→ **Exercise description**
All of the data that follows should be retyped exactly, please, except the pictures.

→ **Entries shown**
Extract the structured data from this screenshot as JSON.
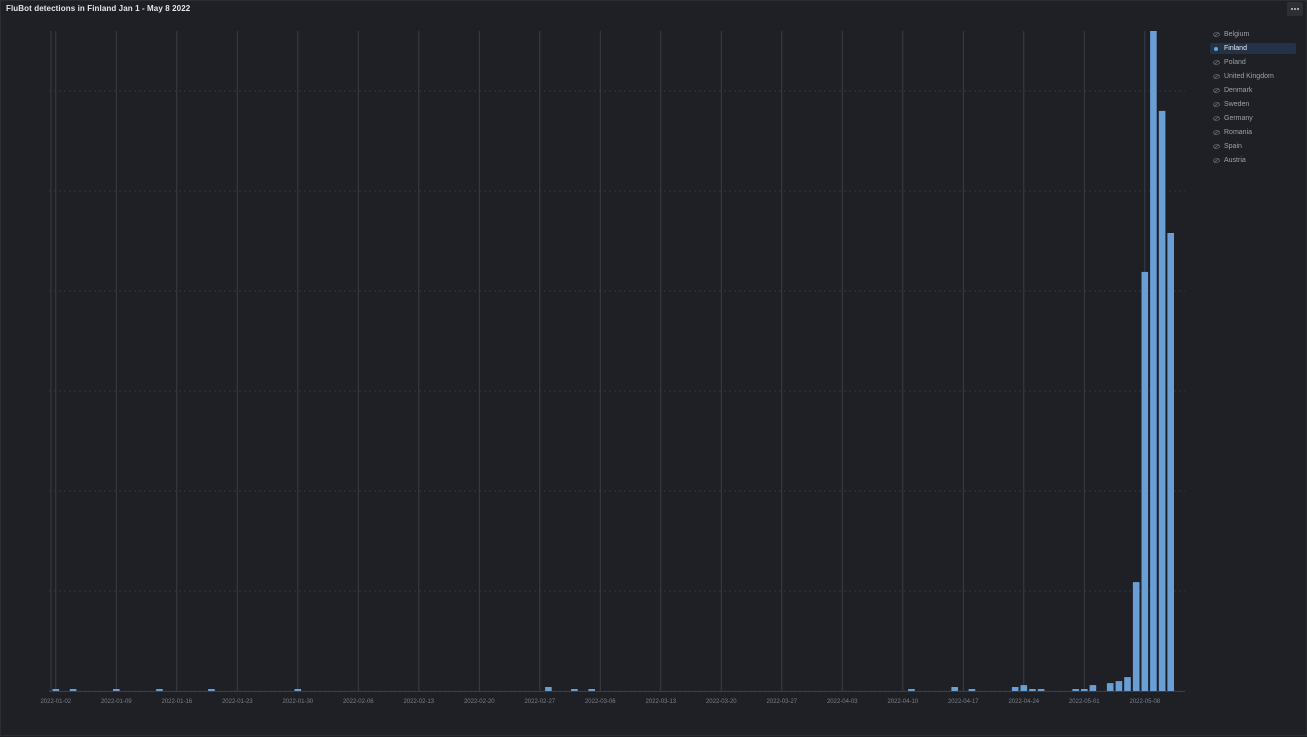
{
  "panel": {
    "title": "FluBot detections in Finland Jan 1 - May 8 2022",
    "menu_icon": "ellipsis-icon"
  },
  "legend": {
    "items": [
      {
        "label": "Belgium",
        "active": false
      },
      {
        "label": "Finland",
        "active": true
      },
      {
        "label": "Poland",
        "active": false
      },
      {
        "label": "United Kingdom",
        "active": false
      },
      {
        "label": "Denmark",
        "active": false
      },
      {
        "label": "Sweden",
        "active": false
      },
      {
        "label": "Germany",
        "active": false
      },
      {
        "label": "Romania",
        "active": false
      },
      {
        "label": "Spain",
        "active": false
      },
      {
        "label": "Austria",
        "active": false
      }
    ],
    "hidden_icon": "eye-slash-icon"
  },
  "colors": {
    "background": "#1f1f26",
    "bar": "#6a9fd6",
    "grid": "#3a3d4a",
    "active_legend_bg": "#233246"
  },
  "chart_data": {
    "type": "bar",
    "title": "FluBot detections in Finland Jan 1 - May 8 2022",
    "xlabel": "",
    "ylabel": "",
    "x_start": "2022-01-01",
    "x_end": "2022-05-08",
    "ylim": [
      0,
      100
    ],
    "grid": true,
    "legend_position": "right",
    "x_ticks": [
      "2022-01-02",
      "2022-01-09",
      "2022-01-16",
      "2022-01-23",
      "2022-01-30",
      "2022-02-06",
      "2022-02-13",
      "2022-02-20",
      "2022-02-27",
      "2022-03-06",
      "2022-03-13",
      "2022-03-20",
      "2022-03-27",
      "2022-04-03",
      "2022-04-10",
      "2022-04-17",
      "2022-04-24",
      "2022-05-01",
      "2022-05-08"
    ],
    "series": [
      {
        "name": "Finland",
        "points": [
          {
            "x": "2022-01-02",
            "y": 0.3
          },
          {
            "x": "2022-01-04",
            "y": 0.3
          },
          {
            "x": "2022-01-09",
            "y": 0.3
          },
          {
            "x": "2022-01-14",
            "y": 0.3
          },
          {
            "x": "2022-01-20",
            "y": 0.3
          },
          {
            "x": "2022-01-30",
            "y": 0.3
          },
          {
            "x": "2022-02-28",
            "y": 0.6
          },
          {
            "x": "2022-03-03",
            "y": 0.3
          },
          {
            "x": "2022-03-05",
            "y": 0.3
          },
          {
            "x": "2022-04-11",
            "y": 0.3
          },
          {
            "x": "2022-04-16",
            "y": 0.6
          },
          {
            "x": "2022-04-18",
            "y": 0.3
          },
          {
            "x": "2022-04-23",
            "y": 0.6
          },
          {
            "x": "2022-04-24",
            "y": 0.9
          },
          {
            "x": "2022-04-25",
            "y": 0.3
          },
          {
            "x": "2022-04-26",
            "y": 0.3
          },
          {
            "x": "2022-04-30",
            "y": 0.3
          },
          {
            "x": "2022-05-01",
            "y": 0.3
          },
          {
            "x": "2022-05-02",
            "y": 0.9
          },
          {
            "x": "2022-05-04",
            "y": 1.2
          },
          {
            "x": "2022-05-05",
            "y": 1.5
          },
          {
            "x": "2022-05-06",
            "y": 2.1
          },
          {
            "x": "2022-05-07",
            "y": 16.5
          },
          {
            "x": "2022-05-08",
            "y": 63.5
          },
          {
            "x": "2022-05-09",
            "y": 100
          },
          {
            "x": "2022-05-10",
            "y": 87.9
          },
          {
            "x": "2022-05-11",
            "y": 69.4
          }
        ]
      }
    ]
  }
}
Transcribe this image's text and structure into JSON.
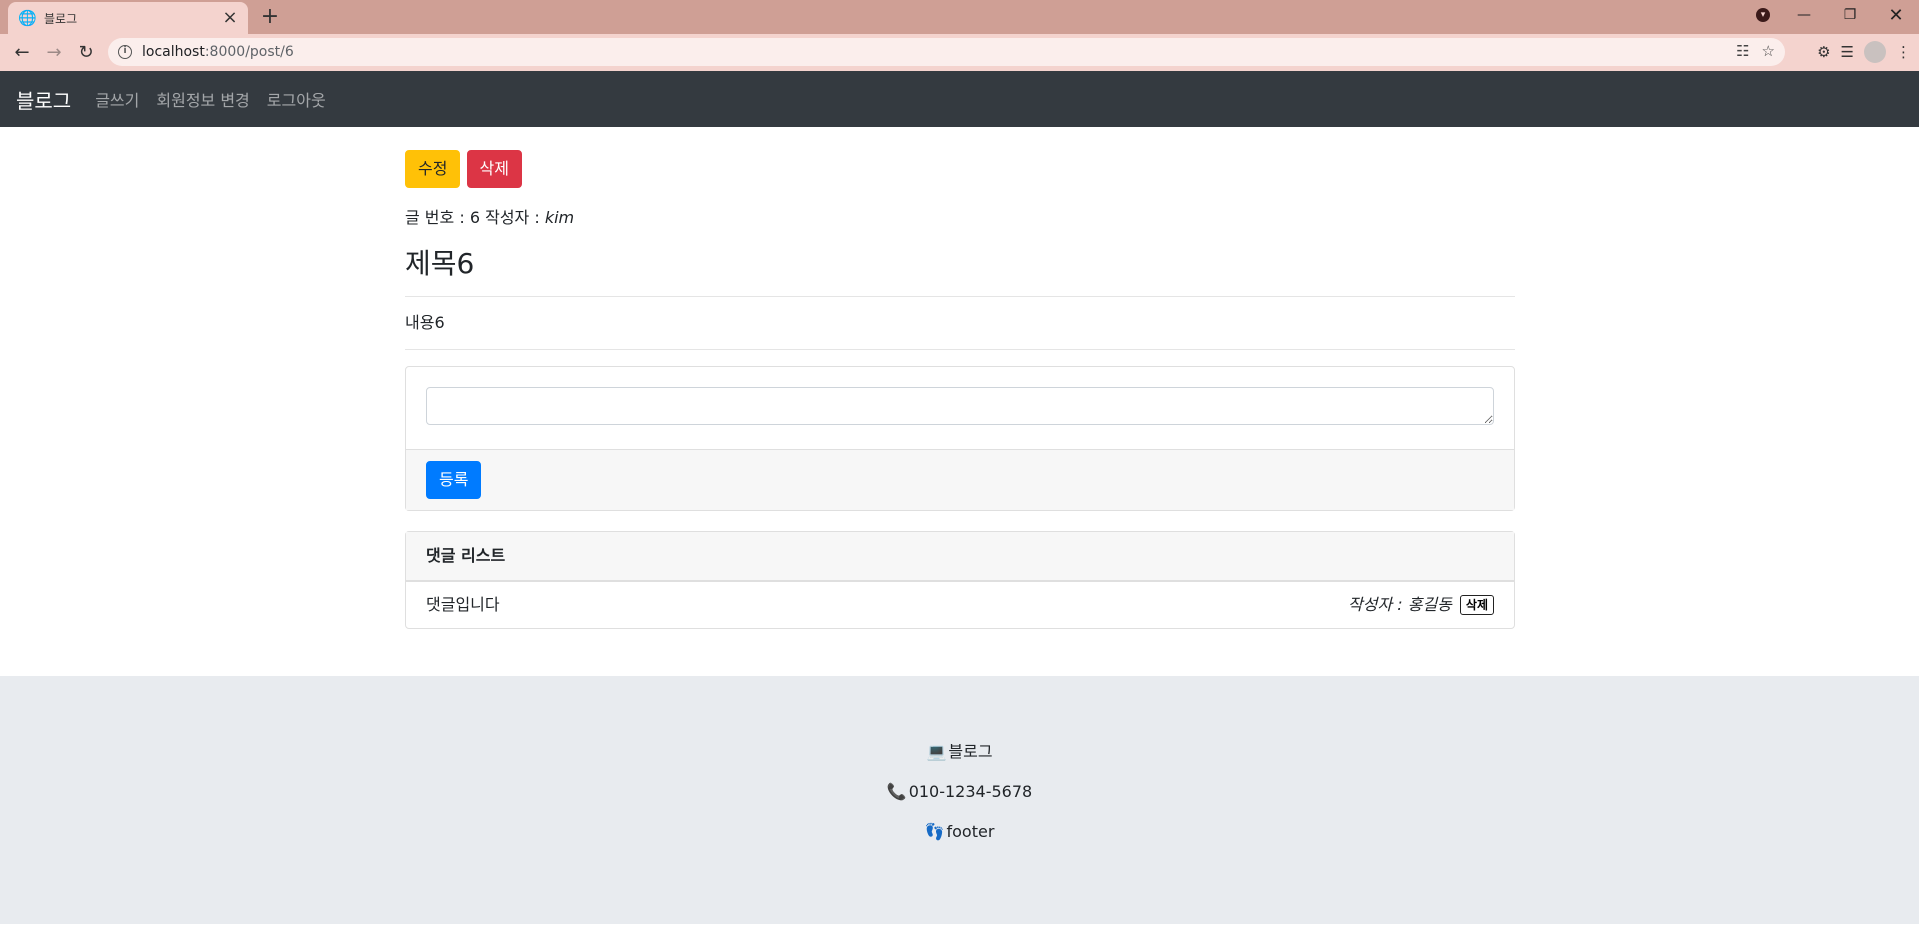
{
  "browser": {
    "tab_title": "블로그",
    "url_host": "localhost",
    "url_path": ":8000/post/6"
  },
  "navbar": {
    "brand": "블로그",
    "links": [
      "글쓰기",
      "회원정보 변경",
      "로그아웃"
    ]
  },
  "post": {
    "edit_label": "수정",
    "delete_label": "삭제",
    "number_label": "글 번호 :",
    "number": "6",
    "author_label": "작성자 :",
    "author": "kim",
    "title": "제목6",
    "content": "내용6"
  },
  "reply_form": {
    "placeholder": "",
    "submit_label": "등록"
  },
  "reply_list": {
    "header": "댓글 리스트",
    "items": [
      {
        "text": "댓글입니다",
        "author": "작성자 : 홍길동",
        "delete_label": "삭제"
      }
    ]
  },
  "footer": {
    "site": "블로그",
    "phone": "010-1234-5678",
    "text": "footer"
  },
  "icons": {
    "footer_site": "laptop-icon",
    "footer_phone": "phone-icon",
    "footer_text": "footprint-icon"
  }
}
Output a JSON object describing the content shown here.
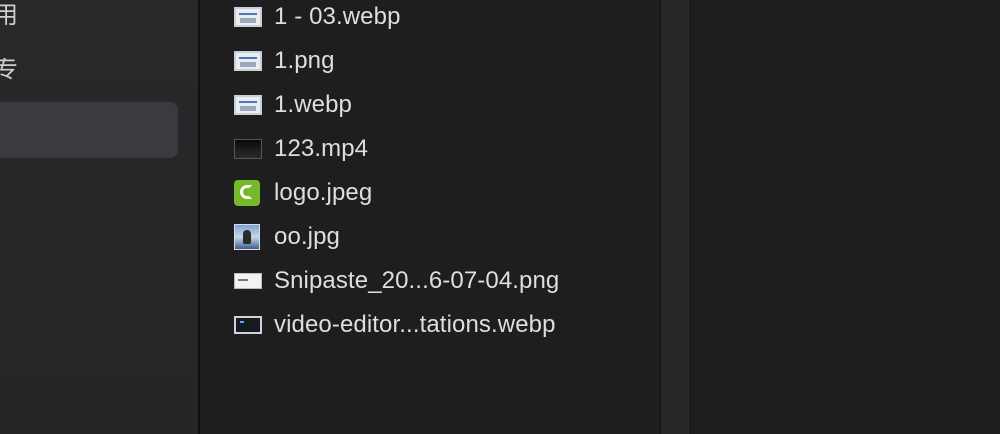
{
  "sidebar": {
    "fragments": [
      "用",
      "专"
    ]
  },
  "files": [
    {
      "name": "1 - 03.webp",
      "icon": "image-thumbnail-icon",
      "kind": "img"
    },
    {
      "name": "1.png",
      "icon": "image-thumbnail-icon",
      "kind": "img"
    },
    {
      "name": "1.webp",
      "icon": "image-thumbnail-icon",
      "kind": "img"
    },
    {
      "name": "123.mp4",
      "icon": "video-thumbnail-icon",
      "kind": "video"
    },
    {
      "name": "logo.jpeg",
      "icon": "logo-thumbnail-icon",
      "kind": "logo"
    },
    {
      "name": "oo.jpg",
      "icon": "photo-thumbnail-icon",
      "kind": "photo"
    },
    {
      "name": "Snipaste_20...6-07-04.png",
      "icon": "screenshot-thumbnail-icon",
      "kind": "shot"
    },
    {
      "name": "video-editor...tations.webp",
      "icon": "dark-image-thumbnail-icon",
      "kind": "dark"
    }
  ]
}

→ **Written solution**
Extract the structured data from this screenshot as JSON.
{
  "panel": {
    "title": "FluBot detections in Finland Jan 1 - May 8 2022",
    "menu_icon": "ellipsis-icon"
  },
  "legend": {
    "items": [
      {
        "label": "Belgium",
        "active": false
      },
      {
        "label": "Finland",
        "active": true
      },
      {
        "label": "Poland",
        "active": false
      },
      {
        "label": "United Kingdom",
        "active": false
      },
      {
        "label": "Denmark",
        "active": false
      },
      {
        "label": "Sweden",
        "active": false
      },
      {
        "label": "Germany",
        "active": false
      },
      {
        "label": "Romania",
        "active": false
      },
      {
        "label": "Spain",
        "active": false
      },
      {
        "label": "Austria",
        "active": false
      }
    ],
    "hidden_icon": "eye-slash-icon"
  },
  "colors": {
    "background": "#1f1f26",
    "bar": "#6a9fd6",
    "grid": "#3a3d4a",
    "active_legend_bg": "#233246"
  },
  "chart_data": {
    "type": "bar",
    "title": "FluBot detections in Finland Jan 1 - May 8 2022",
    "xlabel": "",
    "ylabel": "",
    "x_start": "2022-01-01",
    "x_end": "2022-05-08",
    "ylim": [
      0,
      100
    ],
    "grid": true,
    "legend_position": "right",
    "x_ticks": [
      "2022-01-02",
      "2022-01-09",
      "2022-01-16",
      "2022-01-23",
      "2022-01-30",
      "2022-02-06",
      "2022-02-13",
      "2022-02-20",
      "2022-02-27",
      "2022-03-06",
      "2022-03-13",
      "2022-03-20",
      "2022-03-27",
      "2022-04-03",
      "2022-04-10",
      "2022-04-17",
      "2022-04-24",
      "2022-05-01",
      "2022-05-08"
    ],
    "series": [
      {
        "name": "Finland",
        "points": [
          {
            "x": "2022-01-02",
            "y": 0.3
          },
          {
            "x": "2022-01-04",
            "y": 0.3
          },
          {
            "x": "2022-01-09",
            "y": 0.3
          },
          {
            "x": "2022-01-14",
            "y": 0.3
          },
          {
            "x": "2022-01-20",
            "y": 0.3
          },
          {
            "x": "2022-01-30",
            "y": 0.3
          },
          {
            "x": "2022-02-28",
            "y": 0.6
          },
          {
            "x": "2022-03-03",
            "y": 0.3
          },
          {
            "x": "2022-03-05",
            "y": 0.3
          },
          {
            "x": "2022-04-11",
            "y": 0.3
          },
          {
            "x": "2022-04-16",
            "y": 0.6
          },
          {
            "x": "2022-04-18",
            "y": 0.3
          },
          {
            "x": "2022-04-23",
            "y": 0.6
          },
          {
            "x": "2022-04-24",
            "y": 0.9
          },
          {
            "x": "2022-04-25",
            "y": 0.3
          },
          {
            "x": "2022-04-26",
            "y": 0.3
          },
          {
            "x": "2022-04-30",
            "y": 0.3
          },
          {
            "x": "2022-05-01",
            "y": 0.3
          },
          {
            "x": "2022-05-02",
            "y": 0.9
          },
          {
            "x": "2022-05-04",
            "y": 1.2
          },
          {
            "x": "2022-05-05",
            "y": 1.5
          },
          {
            "x": "2022-05-06",
            "y": 2.1
          },
          {
            "x": "2022-05-07",
            "y": 16.5
          },
          {
            "x": "2022-05-08",
            "y": 63.5
          },
          {
            "x": "2022-05-09",
            "y": 100
          },
          {
            "x": "2022-05-10",
            "y": 87.9
          },
          {
            "x": "2022-05-11",
            "y": 69.4
          }
        ]
      }
    ]
  }
}
Transcribe this image's text and structure into JSON.
{
  "browser": {
    "tab_title": "블로그",
    "url_host": "localhost",
    "url_path": ":8000/post/6"
  },
  "navbar": {
    "brand": "블로그",
    "links": [
      "글쓰기",
      "회원정보 변경",
      "로그아웃"
    ]
  },
  "post": {
    "edit_label": "수정",
    "delete_label": "삭제",
    "number_label": "글 번호 :",
    "number": "6",
    "author_label": "작성자 :",
    "author": "kim",
    "title": "제목6",
    "content": "내용6"
  },
  "reply_form": {
    "placeholder": "",
    "submit_label": "등록"
  },
  "reply_list": {
    "header": "댓글 리스트",
    "items": [
      {
        "text": "댓글입니다",
        "author": "작성자 : 홍길동",
        "delete_label": "삭제"
      }
    ]
  },
  "footer": {
    "site": "블로그",
    "phone": "010-1234-5678",
    "text": "footer"
  },
  "icons": {
    "footer_site": "laptop-icon",
    "footer_phone": "phone-icon",
    "footer_text": "footprint-icon"
  }
}
Output a JSON object describing the content shown here.
{
  "sidebar": {
    "fragments": [
      "用",
      "专"
    ]
  },
  "files": [
    {
      "name": "1 - 03.webp",
      "icon": "image-thumbnail-icon",
      "kind": "img"
    },
    {
      "name": "1.png",
      "icon": "image-thumbnail-icon",
      "kind": "img"
    },
    {
      "name": "1.webp",
      "icon": "image-thumbnail-icon",
      "kind": "img"
    },
    {
      "name": "123.mp4",
      "icon": "video-thumbnail-icon",
      "kind": "video"
    },
    {
      "name": "logo.jpeg",
      "icon": "logo-thumbnail-icon",
      "kind": "logo"
    },
    {
      "name": "oo.jpg",
      "icon": "photo-thumbnail-icon",
      "kind": "photo"
    },
    {
      "name": "Snipaste_20...6-07-04.png",
      "icon": "screenshot-thumbnail-icon",
      "kind": "shot"
    },
    {
      "name": "video-editor...tations.webp",
      "icon": "dark-image-thumbnail-icon",
      "kind": "dark"
    }
  ]
}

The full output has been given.